Task statement: Output all lines exactly, with nothing added or dropped.

Given data:
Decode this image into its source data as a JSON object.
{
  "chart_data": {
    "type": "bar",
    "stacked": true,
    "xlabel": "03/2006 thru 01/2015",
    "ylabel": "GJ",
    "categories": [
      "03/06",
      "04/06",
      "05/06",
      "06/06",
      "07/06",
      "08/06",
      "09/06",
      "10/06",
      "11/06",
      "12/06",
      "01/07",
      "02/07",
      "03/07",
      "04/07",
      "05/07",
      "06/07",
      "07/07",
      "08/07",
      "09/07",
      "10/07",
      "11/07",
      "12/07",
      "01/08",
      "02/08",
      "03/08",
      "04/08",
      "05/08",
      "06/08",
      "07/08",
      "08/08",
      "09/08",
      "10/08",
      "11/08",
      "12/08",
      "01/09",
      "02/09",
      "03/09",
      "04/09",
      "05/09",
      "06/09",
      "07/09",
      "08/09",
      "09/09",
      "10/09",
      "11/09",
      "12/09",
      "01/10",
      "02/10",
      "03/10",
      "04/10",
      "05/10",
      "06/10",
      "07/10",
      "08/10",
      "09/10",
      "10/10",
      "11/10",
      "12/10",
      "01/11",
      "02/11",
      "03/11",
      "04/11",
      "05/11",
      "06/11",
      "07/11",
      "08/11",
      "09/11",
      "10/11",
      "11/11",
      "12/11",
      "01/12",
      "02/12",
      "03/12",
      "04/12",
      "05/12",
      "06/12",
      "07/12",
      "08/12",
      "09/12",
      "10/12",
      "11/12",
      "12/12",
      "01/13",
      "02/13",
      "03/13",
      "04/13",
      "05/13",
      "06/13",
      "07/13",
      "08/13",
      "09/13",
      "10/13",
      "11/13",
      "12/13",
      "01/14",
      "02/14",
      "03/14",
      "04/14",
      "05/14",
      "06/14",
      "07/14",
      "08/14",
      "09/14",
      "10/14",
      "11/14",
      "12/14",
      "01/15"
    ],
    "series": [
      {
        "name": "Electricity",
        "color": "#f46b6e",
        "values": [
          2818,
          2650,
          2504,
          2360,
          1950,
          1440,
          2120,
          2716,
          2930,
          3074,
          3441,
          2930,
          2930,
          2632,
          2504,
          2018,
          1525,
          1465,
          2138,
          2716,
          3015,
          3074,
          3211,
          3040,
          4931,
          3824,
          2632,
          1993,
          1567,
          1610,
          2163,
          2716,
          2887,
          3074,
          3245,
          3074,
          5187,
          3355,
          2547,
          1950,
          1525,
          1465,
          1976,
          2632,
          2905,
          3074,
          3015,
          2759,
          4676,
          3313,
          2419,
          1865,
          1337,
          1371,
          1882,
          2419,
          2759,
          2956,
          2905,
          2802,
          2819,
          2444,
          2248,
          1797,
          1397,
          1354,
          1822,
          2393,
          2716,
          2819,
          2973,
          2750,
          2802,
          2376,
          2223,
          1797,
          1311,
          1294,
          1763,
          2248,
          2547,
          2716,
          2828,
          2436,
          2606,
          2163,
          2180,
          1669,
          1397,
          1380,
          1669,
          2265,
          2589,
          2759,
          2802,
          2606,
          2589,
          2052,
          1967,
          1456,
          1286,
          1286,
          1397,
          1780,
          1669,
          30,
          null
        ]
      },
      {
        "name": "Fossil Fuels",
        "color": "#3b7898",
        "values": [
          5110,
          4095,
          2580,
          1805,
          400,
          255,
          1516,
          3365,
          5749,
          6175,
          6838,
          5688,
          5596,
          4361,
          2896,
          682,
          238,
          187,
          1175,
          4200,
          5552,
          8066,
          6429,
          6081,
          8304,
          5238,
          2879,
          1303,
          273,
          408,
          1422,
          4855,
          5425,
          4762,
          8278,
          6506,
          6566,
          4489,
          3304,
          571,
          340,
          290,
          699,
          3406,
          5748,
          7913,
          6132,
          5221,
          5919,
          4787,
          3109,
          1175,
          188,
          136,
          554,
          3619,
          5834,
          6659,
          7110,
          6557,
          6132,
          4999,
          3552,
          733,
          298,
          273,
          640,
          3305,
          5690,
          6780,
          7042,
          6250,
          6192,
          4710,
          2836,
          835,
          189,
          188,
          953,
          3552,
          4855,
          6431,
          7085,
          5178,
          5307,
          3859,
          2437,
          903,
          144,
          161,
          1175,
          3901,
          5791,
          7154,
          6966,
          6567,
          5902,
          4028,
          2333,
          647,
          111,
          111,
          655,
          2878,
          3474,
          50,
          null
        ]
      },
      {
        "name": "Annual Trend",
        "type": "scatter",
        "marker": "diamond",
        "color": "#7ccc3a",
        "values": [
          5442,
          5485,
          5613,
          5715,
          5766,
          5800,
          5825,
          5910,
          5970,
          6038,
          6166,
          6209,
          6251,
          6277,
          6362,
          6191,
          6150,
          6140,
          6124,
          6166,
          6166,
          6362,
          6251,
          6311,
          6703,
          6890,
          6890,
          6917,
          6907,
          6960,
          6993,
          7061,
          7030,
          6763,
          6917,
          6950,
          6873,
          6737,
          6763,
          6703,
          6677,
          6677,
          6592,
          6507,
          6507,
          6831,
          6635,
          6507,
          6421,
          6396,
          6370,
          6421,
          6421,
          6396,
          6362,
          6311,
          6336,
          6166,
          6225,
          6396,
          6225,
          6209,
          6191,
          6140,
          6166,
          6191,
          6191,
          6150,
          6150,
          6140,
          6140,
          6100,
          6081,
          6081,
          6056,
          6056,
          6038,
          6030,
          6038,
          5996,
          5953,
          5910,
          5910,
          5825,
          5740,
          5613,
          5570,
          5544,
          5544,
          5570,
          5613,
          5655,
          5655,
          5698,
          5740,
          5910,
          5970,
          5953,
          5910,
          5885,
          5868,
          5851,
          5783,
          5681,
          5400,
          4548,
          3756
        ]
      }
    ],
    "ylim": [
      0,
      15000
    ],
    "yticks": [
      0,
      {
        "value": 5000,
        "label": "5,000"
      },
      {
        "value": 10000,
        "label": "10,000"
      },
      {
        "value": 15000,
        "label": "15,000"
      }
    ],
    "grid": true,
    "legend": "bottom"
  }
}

Solved exercise:
Decode this image into its source data as a JSON object.
{
  "chart_data": {
    "type": "bar",
    "stacked": true,
    "xlabel": "03/2006 thru 01/2015",
    "ylabel": "GJ",
    "categories": [
      "03/06",
      "04/06",
      "05/06",
      "06/06",
      "07/06",
      "08/06",
      "09/06",
      "10/06",
      "11/06",
      "12/06",
      "01/07",
      "02/07",
      "03/07",
      "04/07",
      "05/07",
      "06/07",
      "07/07",
      "08/07",
      "09/07",
      "10/07",
      "11/07",
      "12/07",
      "01/08",
      "02/08",
      "03/08",
      "04/08",
      "05/08",
      "06/08",
      "07/08",
      "08/08",
      "09/08",
      "10/08",
      "11/08",
      "12/08",
      "01/09",
      "02/09",
      "03/09",
      "04/09",
      "05/09",
      "06/09",
      "07/09",
      "08/09",
      "09/09",
      "10/09",
      "11/09",
      "12/09",
      "01/10",
      "02/10",
      "03/10",
      "04/10",
      "05/10",
      "06/10",
      "07/10",
      "08/10",
      "09/10",
      "10/10",
      "11/10",
      "12/10",
      "01/11",
      "02/11",
      "03/11",
      "04/11",
      "05/11",
      "06/11",
      "07/11",
      "08/11",
      "09/11",
      "10/11",
      "11/11",
      "12/11",
      "01/12",
      "02/12",
      "03/12",
      "04/12",
      "05/12",
      "06/12",
      "07/12",
      "08/12",
      "09/12",
      "10/12",
      "11/12",
      "12/12",
      "01/13",
      "02/13",
      "03/13",
      "04/13",
      "05/13",
      "06/13",
      "07/13",
      "08/13",
      "09/13",
      "10/13",
      "11/13",
      "12/13",
      "01/14",
      "02/14",
      "03/14",
      "04/14",
      "05/14",
      "06/14",
      "07/14",
      "08/14",
      "09/14",
      "10/14",
      "11/14",
      "12/14",
      "01/15"
    ],
    "series": [
      {
        "name": "Electricity",
        "color": "#f46b6e",
        "values": [
          2818,
          2650,
          2504,
          2360,
          1950,
          1440,
          2120,
          2716,
          2930,
          3074,
          3441,
          2930,
          2930,
          2632,
          2504,
          2018,
          1525,
          1465,
          2138,
          2716,
          3015,
          3074,
          3211,
          3040,
          4931,
          3824,
          2632,
          1993,
          1567,
          1610,
          2163,
          2716,
          2887,
          3074,
          3245,
          3074,
          5187,
          3355,
          2547,
          1950,
          1525,
          1465,
          1976,
          2632,
          2905,
          3074,
          3015,
          2759,
          4676,
          3313,
          2419,
          1865,
          1337,
          1371,
          1882,
          2419,
          2759,
          2956,
          2905,
          2802,
          2819,
          2444,
          2248,
          1797,
          1397,
          1354,
          1822,
          2393,
          2716,
          2819,
          2973,
          2750,
          2802,
          2376,
          2223,
          1797,
          1311,
          1294,
          1763,
          2248,
          2547,
          2716,
          2828,
          2436,
          2606,
          2163,
          2180,
          1669,
          1397,
          1380,
          1669,
          2265,
          2589,
          2759,
          2802,
          2606,
          2589,
          2052,
          1967,
          1456,
          1286,
          1286,
          1397,
          1780,
          1669,
          30,
          null
        ]
      },
      {
        "name": "Fossil Fuels",
        "color": "#3b7898",
        "values": [
          5110,
          4095,
          2580,
          1805,
          400,
          255,
          1516,
          3365,
          5749,
          6175,
          6838,
          5688,
          5596,
          4361,
          2896,
          682,
          238,
          187,
          1175,
          4200,
          5552,
          8066,
          6429,
          6081,
          8304,
          5238,
          2879,
          1303,
          273,
          408,
          1422,
          4855,
          5425,
          4762,
          8278,
          6506,
          6566,
          4489,
          3304,
          571,
          340,
          290,
          699,
          3406,
          5748,
          7913,
          6132,
          5221,
          5919,
          4787,
          3109,
          1175,
          188,
          136,
          554,
          3619,
          5834,
          6659,
          7110,
          6557,
          6132,
          4999,
          3552,
          733,
          298,
          273,
          640,
          3305,
          5690,
          6780,
          7042,
          6250,
          6192,
          4710,
          2836,
          835,
          189,
          188,
          953,
          3552,
          4855,
          6431,
          7085,
          5178,
          5307,
          3859,
          2437,
          903,
          144,
          161,
          1175,
          3901,
          5791,
          7154,
          6966,
          6567,
          5902,
          4028,
          2333,
          647,
          111,
          111,
          655,
          2878,
          3474,
          50,
          null
        ]
      },
      {
        "name": "Annual Trend",
        "type": "scatter",
        "marker": "diamond",
        "color": "#7ccc3a",
        "values": [
          5442,
          5485,
          5613,
          5715,
          5766,
          5800,
          5825,
          5910,
          5970,
          6038,
          6166,
          6209,
          6251,
          6277,
          6362,
          6191,
          6150,
          6140,
          6124,
          6166,
          6166,
          6362,
          6251,
          6311,
          6703,
          6890,
          6890,
          6917,
          6907,
          6960,
          6993,
          7061,
          7030,
          6763,
          6917,
          6950,
          6873,
          6737,
          6763,
          6703,
          6677,
          6677,
          6592,
          6507,
          6507,
          6831,
          6635,
          6507,
          6421,
          6396,
          6370,
          6421,
          6421,
          6396,
          6362,
          6311,
          6336,
          6166,
          6225,
          6396,
          6225,
          6209,
          6191,
          6140,
          6166,
          6191,
          6191,
          6150,
          6150,
          6140,
          6140,
          6100,
          6081,
          6081,
          6056,
          6056,
          6038,
          6030,
          6038,
          5996,
          5953,
          5910,
          5910,
          5825,
          5740,
          5613,
          5570,
          5544,
          5544,
          5570,
          5613,
          5655,
          5655,
          5698,
          5740,
          5910,
          5970,
          5953,
          5910,
          5885,
          5868,
          5851,
          5783,
          5681,
          5400,
          4548,
          3756
        ]
      }
    ],
    "ylim": [
      0,
      15000
    ],
    "yticks": [
      0,
      {
        "value": 5000,
        "label": "5,000"
      },
      {
        "value": 10000,
        "label": "10,000"
      },
      {
        "value": 15000,
        "label": "15,000"
      }
    ],
    "grid": true,
    "legend": "bottom"
  }
}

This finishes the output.